start Data excerpts
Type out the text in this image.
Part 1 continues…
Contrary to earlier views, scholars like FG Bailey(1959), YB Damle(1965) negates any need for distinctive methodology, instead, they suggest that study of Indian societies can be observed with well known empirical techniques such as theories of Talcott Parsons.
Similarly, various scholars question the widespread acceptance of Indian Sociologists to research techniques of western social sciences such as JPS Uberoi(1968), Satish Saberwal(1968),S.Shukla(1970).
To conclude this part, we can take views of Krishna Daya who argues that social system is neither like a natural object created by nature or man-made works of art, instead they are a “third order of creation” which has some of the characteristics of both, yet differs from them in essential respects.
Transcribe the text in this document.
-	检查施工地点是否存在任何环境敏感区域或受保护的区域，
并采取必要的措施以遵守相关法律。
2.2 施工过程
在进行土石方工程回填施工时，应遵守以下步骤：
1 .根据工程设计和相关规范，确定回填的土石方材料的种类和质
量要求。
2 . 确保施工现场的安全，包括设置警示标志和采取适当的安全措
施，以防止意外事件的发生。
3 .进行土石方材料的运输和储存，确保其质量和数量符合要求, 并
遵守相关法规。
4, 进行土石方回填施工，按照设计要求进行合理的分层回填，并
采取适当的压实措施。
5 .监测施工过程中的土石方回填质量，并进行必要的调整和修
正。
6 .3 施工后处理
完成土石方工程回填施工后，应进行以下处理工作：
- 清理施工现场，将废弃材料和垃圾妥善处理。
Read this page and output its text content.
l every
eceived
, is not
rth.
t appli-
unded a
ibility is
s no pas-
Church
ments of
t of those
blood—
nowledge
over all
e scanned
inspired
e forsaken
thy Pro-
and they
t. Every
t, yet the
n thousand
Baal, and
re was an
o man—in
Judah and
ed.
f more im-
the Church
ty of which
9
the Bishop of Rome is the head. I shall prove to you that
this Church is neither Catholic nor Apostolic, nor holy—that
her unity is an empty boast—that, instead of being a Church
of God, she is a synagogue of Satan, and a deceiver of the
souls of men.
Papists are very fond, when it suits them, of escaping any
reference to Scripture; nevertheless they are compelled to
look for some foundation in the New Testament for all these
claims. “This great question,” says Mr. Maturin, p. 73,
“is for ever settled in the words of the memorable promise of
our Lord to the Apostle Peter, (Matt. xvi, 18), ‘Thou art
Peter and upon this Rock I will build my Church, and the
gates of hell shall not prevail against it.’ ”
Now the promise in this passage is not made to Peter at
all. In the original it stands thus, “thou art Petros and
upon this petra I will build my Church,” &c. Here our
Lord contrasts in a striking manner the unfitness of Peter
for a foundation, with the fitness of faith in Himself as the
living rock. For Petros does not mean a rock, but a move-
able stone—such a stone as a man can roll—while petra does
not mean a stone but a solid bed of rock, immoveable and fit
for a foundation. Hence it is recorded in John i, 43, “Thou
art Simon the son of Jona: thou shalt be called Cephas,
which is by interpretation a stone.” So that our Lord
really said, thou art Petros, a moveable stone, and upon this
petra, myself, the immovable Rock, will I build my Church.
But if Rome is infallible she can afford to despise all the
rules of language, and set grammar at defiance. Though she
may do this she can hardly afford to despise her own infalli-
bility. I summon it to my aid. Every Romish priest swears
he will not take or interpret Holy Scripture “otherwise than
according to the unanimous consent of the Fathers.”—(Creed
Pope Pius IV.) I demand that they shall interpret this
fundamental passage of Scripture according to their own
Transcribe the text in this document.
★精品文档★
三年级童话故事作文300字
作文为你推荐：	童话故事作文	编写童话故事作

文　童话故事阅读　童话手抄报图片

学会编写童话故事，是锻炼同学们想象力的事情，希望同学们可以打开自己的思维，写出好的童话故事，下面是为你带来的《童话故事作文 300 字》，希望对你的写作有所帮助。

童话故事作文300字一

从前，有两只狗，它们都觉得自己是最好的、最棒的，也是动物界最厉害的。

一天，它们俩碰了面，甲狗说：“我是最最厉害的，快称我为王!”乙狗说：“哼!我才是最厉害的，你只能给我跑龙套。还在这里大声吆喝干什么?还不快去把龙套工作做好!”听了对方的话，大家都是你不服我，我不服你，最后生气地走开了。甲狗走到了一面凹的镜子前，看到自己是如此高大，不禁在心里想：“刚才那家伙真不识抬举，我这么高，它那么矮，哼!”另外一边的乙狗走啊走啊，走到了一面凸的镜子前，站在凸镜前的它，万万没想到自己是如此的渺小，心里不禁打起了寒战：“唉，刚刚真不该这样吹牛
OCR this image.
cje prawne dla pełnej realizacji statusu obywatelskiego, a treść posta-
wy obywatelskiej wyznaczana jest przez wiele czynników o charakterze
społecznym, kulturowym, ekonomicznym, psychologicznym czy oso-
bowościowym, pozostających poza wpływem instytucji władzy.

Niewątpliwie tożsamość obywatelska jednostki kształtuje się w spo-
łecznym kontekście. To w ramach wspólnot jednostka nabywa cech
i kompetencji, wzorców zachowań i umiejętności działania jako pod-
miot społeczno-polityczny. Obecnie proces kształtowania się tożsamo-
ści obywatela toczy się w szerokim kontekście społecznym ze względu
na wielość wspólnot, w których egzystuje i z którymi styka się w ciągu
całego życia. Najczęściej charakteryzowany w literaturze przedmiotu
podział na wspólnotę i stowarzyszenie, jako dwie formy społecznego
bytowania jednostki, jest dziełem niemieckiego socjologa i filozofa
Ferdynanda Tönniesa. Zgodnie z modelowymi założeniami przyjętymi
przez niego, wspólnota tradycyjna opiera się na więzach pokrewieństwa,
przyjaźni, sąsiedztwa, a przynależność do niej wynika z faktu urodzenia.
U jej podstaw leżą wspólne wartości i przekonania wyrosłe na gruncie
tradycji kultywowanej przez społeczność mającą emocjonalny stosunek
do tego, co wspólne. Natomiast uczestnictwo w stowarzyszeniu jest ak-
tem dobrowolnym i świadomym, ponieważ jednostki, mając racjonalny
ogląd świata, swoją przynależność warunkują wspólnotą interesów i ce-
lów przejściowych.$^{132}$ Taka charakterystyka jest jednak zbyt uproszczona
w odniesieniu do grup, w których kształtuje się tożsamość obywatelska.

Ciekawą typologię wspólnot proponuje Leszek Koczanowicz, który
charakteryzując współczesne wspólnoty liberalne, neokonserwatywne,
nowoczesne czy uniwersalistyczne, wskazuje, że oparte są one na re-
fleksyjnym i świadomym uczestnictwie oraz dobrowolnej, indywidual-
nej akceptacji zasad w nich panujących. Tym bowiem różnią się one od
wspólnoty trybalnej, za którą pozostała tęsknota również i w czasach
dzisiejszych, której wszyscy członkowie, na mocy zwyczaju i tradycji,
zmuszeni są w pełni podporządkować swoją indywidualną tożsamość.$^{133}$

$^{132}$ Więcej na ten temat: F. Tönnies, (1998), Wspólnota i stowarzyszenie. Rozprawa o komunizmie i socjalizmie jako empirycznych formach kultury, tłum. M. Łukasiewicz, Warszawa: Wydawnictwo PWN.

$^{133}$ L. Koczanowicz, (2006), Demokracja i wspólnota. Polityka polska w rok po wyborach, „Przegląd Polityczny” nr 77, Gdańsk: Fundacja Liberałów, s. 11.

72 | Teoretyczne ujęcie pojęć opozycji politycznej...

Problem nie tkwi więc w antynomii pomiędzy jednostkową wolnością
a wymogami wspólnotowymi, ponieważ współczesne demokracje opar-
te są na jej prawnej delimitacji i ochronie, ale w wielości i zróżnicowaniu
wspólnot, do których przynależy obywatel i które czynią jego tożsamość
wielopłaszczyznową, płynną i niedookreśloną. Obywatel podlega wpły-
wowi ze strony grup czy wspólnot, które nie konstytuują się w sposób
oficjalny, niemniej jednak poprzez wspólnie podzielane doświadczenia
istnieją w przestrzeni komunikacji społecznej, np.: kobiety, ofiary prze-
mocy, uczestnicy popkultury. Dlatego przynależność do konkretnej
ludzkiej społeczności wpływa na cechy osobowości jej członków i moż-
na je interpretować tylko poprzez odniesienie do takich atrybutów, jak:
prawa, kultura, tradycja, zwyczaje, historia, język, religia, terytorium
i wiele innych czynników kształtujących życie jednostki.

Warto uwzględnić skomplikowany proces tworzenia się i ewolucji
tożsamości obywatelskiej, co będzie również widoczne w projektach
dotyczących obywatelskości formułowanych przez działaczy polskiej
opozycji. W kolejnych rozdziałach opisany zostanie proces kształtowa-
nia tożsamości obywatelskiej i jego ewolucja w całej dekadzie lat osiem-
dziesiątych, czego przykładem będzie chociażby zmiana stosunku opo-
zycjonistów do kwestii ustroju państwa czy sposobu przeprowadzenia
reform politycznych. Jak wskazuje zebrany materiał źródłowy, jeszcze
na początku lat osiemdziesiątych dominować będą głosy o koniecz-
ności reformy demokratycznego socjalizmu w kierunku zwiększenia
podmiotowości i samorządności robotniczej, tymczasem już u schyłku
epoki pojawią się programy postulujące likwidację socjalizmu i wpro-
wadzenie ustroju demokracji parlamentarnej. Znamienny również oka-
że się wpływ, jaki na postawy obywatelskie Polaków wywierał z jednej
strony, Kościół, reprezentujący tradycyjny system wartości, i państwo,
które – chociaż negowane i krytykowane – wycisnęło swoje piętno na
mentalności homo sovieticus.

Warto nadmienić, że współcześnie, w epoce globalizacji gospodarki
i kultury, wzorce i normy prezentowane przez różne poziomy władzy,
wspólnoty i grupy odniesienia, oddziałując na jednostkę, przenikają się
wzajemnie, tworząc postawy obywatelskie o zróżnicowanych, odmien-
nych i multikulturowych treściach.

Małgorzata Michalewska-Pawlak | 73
end Data excerpts
=== What you need to do ===
Go through the listing above and pull out each line containing the word "neither".

=== Output for this task ===
To conclude this part, we can take views of Krishna Daya who argues that social system is neither like a natural object created by nature or man-made works of art, instead they are a “third order of creation” which has some of the characteristics of both, yet differs from them in essential respects.
this Church is neither Catholic nor Apostolic, nor holy—that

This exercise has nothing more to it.